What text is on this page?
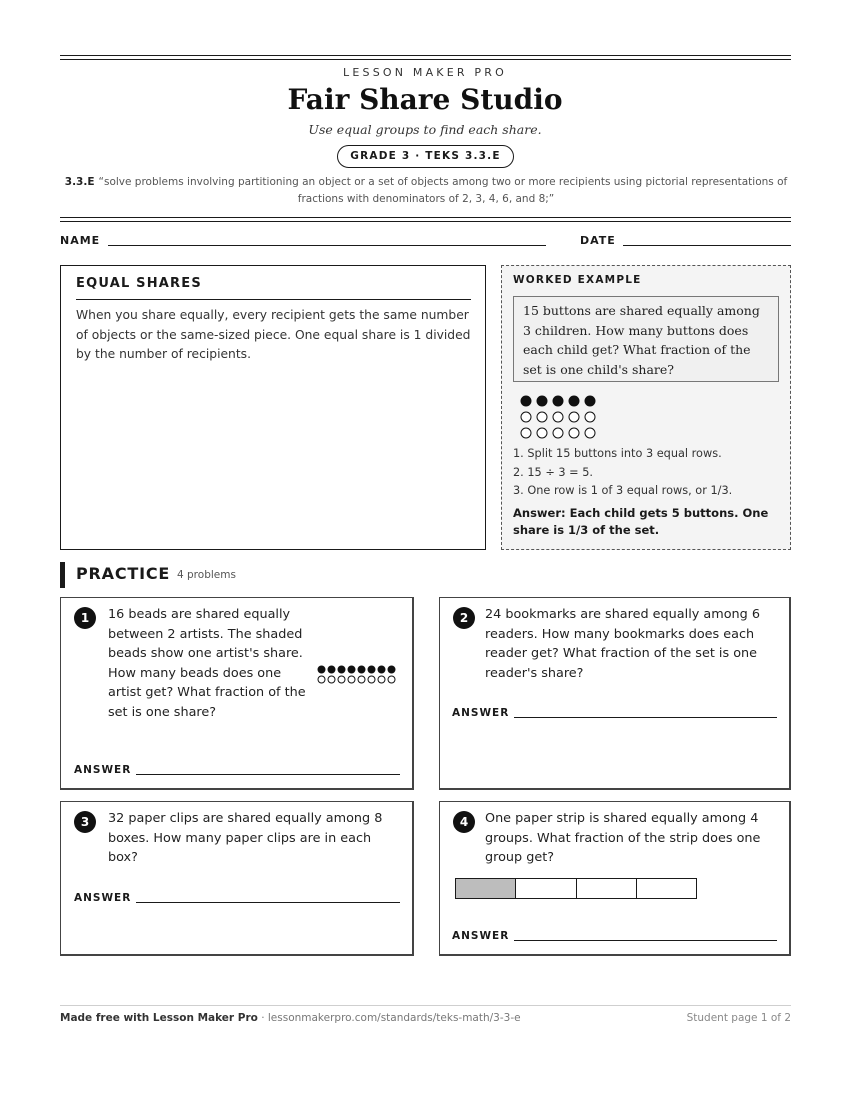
LESSON MAKER PRO
Fair Share Studio
Use equal groups to find each share.
GRADE 3 · TEKS 3.3.E
3.3.E “solve problems involving partitioning an object or a set of objects among two or more recipients using pictorial representations of fractions with denominators of 2, 3, 4, 6, and 8;”
NAME	DATE
EQUAL SHARES

When you share equally, every recipient gets the same number of objects or the same-sized piece. One equal share is 1 divided by the number of recipients.

WORKED EXAMPLE
15 buttons are shared equally among 3 children. How many buttons does each child get? What fraction of the set is one child's share?
1. Split 15 buttons into 3 equal rows.
2. 15 ÷ 3 = 5.
3. One row is 1 of 3 equal rows, or 1/3.
Answer: Each child gets 5 buttons. One share is 1/3 of the set.
PRACTICE 4 problems
1	16 beads are shared equally between 2 artists. The shaded beads show one artist's share. How many beads does one artist get? What fraction of the set is one share?
ANSWER
2	24 bookmarks are shared equally among 6 readers. How many bookmarks does each reader get? What fraction of the set is one reader's share?
ANSWER
3	32 paper clips are shared equally among 8 boxes. How many paper clips are in each box?
ANSWER
4	One paper strip is shared equally among 4 groups. What fraction of the strip does one group get?
ANSWER
Made free with Lesson Maker Pro · lessonmakerpro.com/standards/teks-math/3-3-e	Student page 1 of 2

▬▬▬▬▬▬▬▬▬▬

• Challenge
Using the listing above, show each line holding the string "buttons".

• Output of the exercise
15 buttons are shared equally among 3 children. How many buttons does each child get? What fraction of the set is one child's share?
1. Split 15 buttons into 3 equal rows.
Answer: Each child gets 5 buttons. One share is 1/3 of the set.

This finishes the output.